<<<<

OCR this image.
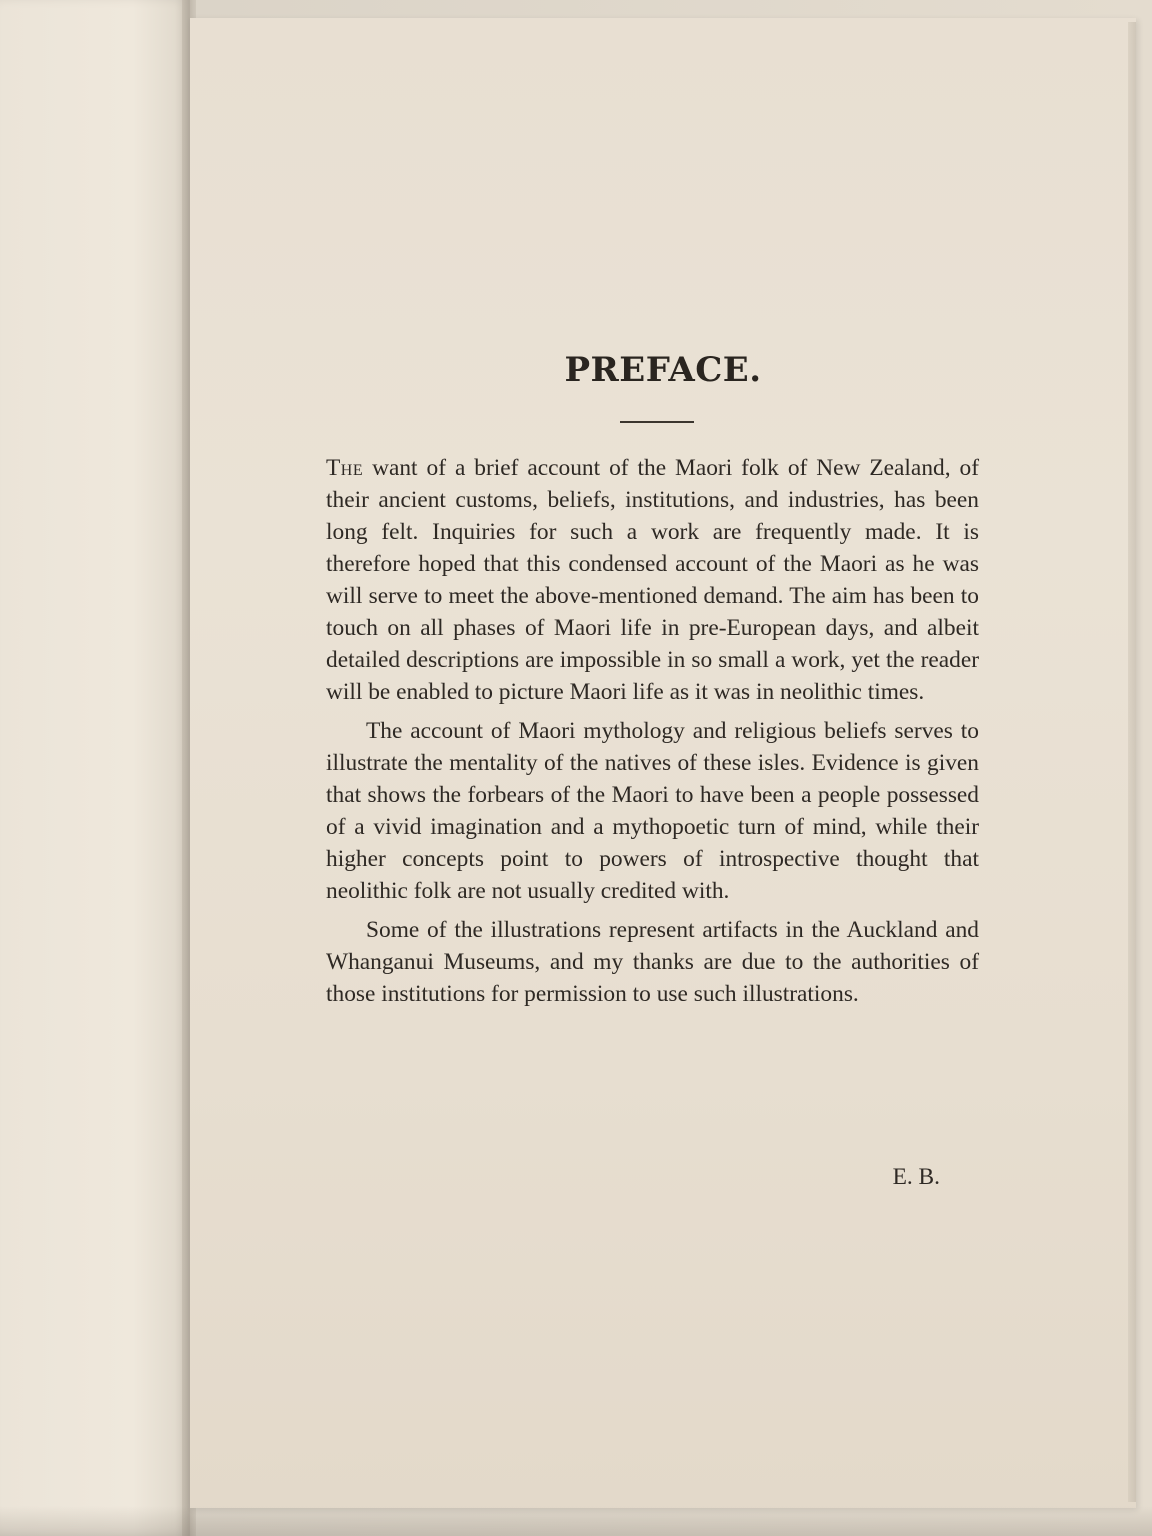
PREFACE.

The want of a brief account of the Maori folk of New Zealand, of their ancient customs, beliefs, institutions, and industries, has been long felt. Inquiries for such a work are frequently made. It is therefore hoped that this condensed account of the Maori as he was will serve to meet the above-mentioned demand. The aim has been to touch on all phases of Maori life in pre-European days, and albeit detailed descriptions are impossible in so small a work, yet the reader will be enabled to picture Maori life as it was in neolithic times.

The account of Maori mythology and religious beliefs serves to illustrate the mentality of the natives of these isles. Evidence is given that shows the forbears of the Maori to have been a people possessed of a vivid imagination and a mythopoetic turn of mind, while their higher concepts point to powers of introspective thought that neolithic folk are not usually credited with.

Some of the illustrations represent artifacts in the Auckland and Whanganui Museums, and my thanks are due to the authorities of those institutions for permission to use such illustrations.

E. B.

>>>>

The task :: Return all lines containing "neolithic".

Correct result ::
The want of a brief account of the Maori folk of New Zealand, of their ancient customs, beliefs, institutions, and industries, has been long felt. Inquiries for such a work are frequently made. It is therefore hoped that this condensed account of the Maori as he was will serve to meet the above-mentioned demand. The aim has been to touch on all phases of Maori life in pre-European days, and albeit detailed descriptions are impossible in so small a work, yet the reader will be enabled to picture Maori life as it was in neolithic times.
The account of Maori mythology and religious beliefs serves to illustrate the mentality of the natives of these isles. Evidence is given that shows the forbears of the Maori to have been a people possessed of a vivid imagination and a mythopoetic turn of mind, while their higher concepts point to powers of introspective thought that neolithic folk are not usually credited with.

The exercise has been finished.